# START OF Source material
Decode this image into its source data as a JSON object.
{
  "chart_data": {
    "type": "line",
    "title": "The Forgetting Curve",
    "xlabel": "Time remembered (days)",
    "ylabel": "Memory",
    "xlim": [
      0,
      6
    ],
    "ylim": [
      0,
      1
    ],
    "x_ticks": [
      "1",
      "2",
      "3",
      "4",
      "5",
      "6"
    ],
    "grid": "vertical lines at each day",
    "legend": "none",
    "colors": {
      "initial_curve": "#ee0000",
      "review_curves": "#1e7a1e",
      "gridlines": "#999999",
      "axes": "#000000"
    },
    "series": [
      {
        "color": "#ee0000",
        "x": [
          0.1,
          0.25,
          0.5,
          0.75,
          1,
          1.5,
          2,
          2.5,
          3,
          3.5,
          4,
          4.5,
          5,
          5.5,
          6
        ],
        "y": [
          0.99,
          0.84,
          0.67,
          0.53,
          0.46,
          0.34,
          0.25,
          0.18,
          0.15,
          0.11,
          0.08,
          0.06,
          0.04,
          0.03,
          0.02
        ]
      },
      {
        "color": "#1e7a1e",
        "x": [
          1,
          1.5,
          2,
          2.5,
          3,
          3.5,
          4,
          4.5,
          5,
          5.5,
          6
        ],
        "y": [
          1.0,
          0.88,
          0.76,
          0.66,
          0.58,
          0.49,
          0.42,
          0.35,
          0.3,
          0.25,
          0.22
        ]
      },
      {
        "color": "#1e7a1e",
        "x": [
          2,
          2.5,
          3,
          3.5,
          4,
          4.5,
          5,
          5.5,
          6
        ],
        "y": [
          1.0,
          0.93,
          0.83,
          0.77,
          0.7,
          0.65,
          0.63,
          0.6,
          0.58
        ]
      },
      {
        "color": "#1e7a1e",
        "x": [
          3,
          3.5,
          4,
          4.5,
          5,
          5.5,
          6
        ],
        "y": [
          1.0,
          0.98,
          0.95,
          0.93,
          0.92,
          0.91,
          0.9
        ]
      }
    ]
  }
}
# END OF Source material
Work to complete: Write out the full listing exactly as given.

Full answer:
Decode this image into its source data as a JSON object.
{
  "chart_data": {
    "type": "line",
    "title": "The Forgetting Curve",
    "xlabel": "Time remembered (days)",
    "ylabel": "Memory",
    "xlim": [
      0,
      6
    ],
    "ylim": [
      0,
      1
    ],
    "x_ticks": [
      "1",
      "2",
      "3",
      "4",
      "5",
      "6"
    ],
    "grid": "vertical lines at each day",
    "legend": "none",
    "colors": {
      "initial_curve": "#ee0000",
      "review_curves": "#1e7a1e",
      "gridlines": "#999999",
      "axes": "#000000"
    },
    "series": [
      {
        "color": "#ee0000",
        "x": [
          0.1,
          0.25,
          0.5,
          0.75,
          1,
          1.5,
          2,
          2.5,
          3,
          3.5,
          4,
          4.5,
          5,
          5.5,
          6
        ],
        "y": [
          0.99,
          0.84,
          0.67,
          0.53,
          0.46,
          0.34,
          0.25,
          0.18,
          0.15,
          0.11,
          0.08,
          0.06,
          0.04,
          0.03,
          0.02
        ]
      },
      {
        "color": "#1e7a1e",
        "x": [
          1,
          1.5,
          2,
          2.5,
          3,
          3.5,
          4,
          4.5,
          5,
          5.5,
          6
        ],
        "y": [
          1.0,
          0.88,
          0.76,
          0.66,
          0.58,
          0.49,
          0.42,
          0.35,
          0.3,
          0.25,
          0.22
        ]
      },
      {
        "color": "#1e7a1e",
        "x": [
          2,
          2.5,
          3,
          3.5,
          4,
          4.5,
          5,
          5.5,
          6
        ],
        "y": [
          1.0,
          0.93,
          0.83,
          0.77,
          0.7,
          0.65,
          0.63,
          0.6,
          0.58
        ]
      },
      {
        "color": "#1e7a1e",
        "x": [
          3,
          3.5,
          4,
          4.5,
          5,
          5.5,
          6
        ],
        "y": [
          1.0,
          0.98,
          0.95,
          0.93,
          0.92,
          0.91,
          0.9
        ]
      }
    ]
  }
}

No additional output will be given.